> _GIVEN PROBLEM_
Find every line in the records below that holds the word "JSON", and copy each one.

> _DATASET ROWS_
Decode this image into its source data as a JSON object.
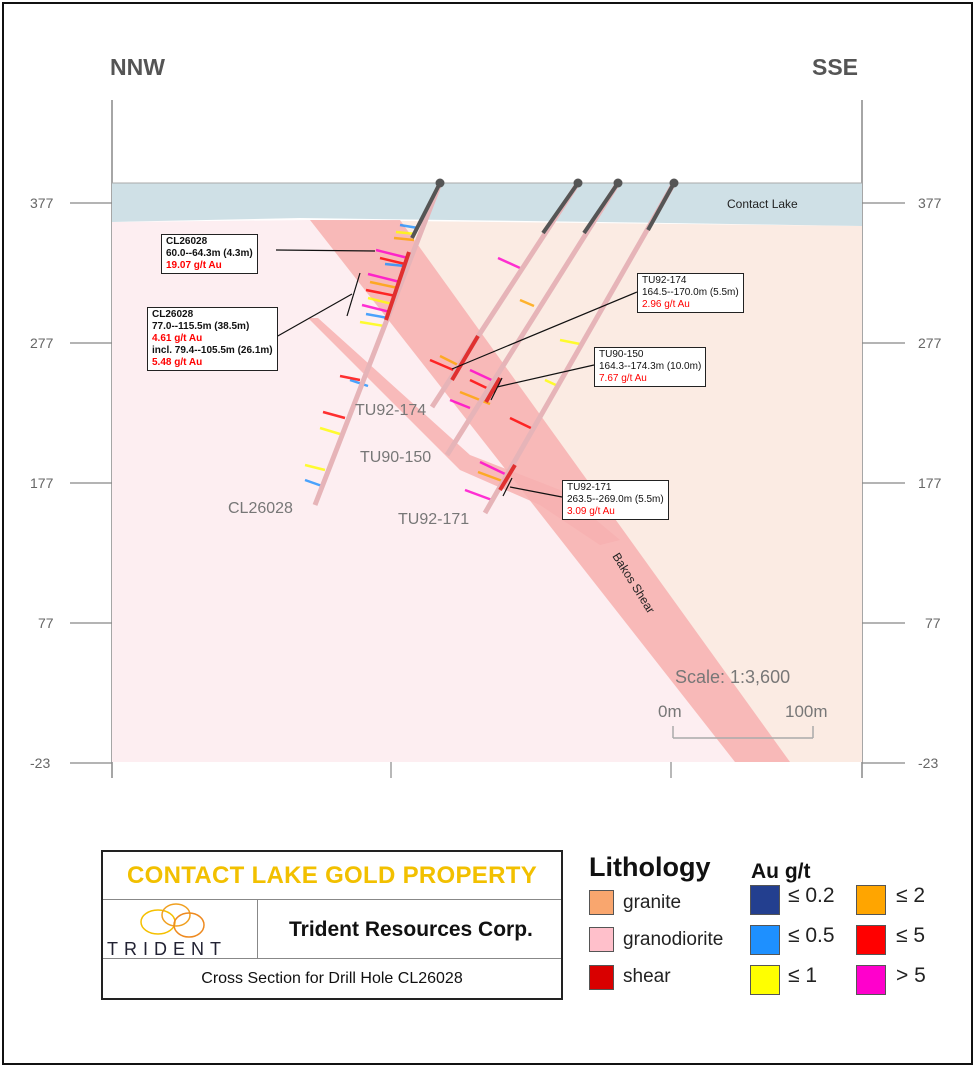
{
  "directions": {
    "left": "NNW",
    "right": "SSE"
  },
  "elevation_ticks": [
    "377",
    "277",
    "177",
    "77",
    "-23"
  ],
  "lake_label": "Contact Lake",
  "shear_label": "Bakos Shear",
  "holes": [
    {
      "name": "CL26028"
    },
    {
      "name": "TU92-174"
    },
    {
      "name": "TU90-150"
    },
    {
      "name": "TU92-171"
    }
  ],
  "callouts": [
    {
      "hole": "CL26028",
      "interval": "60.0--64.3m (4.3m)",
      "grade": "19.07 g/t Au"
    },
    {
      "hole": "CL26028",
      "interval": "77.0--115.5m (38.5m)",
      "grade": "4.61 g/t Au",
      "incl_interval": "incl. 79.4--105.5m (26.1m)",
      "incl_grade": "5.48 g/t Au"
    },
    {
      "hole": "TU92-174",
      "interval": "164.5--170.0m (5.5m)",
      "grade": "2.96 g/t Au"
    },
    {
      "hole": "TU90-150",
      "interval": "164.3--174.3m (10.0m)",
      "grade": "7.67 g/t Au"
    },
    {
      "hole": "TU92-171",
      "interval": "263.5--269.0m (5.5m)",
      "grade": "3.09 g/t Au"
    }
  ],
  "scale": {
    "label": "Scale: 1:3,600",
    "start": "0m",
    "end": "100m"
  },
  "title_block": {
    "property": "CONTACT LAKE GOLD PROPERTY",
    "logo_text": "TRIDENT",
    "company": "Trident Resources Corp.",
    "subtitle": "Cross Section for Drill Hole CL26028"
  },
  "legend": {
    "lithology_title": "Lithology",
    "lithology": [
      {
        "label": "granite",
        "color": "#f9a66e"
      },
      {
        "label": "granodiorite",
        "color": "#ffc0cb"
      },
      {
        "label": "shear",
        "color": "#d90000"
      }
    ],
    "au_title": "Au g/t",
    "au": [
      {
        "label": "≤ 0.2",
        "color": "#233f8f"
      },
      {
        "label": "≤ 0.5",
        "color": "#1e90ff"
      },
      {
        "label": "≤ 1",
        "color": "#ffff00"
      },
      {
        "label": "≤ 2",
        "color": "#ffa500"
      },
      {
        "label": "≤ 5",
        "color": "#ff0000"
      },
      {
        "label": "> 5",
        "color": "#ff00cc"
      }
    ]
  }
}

--

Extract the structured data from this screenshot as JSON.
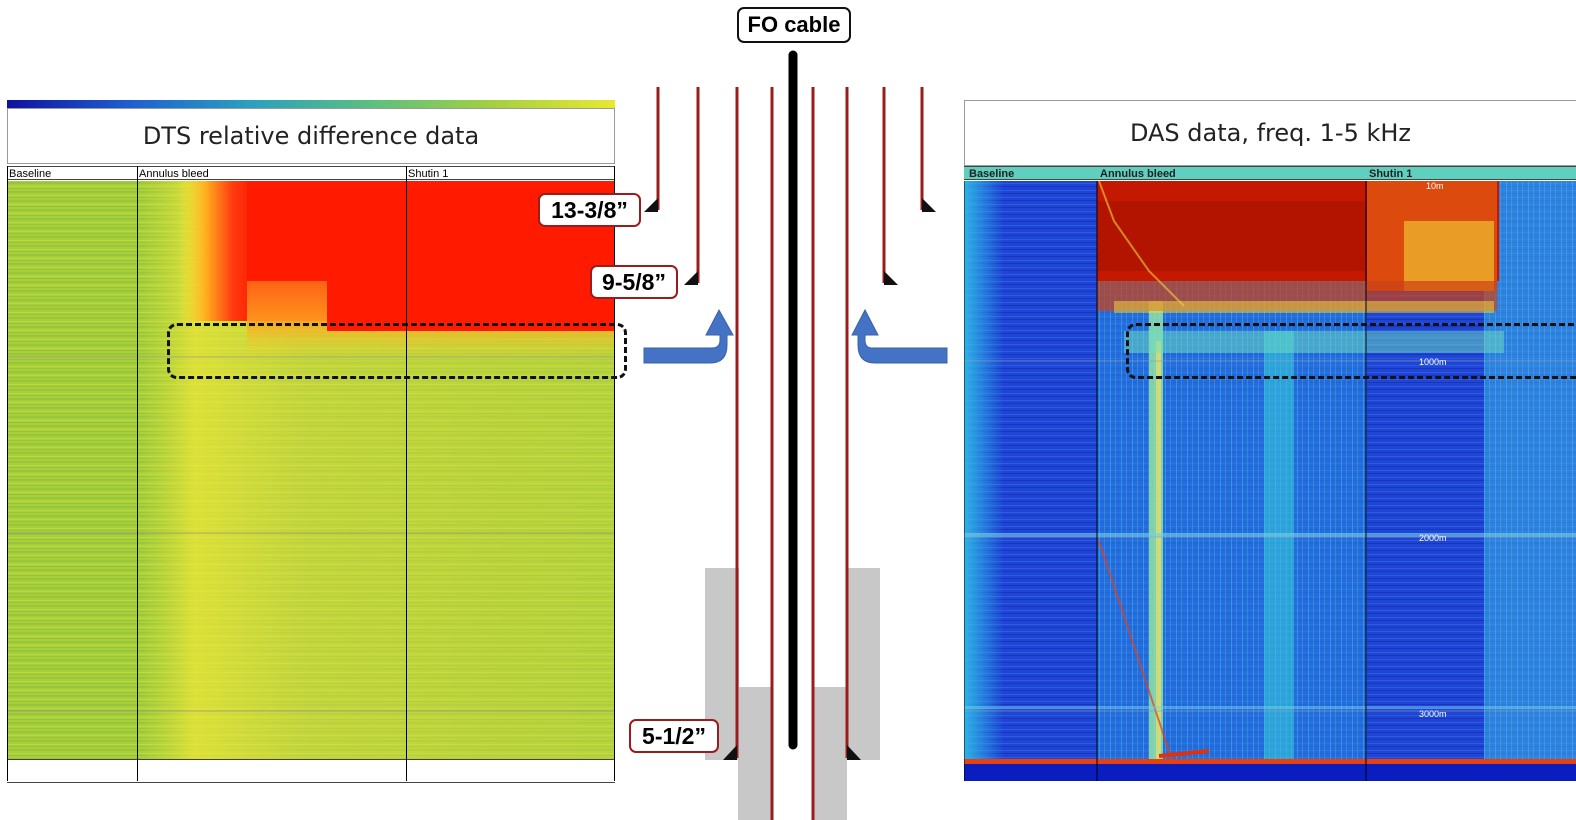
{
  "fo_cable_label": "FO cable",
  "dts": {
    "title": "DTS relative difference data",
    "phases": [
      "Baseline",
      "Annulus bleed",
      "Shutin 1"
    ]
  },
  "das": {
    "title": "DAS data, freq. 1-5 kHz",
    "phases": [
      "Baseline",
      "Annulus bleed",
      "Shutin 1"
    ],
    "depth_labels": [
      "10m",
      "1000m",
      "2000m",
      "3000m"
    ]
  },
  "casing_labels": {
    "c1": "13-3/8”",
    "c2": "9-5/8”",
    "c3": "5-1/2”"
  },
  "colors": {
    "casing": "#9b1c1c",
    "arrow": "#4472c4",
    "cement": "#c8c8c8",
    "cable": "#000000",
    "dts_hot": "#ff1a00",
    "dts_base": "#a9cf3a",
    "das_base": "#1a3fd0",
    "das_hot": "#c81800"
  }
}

> _TASK RESULT_
Decode this image into its source data as a JSON object.
Extract the structured data from this screenshot as JSON.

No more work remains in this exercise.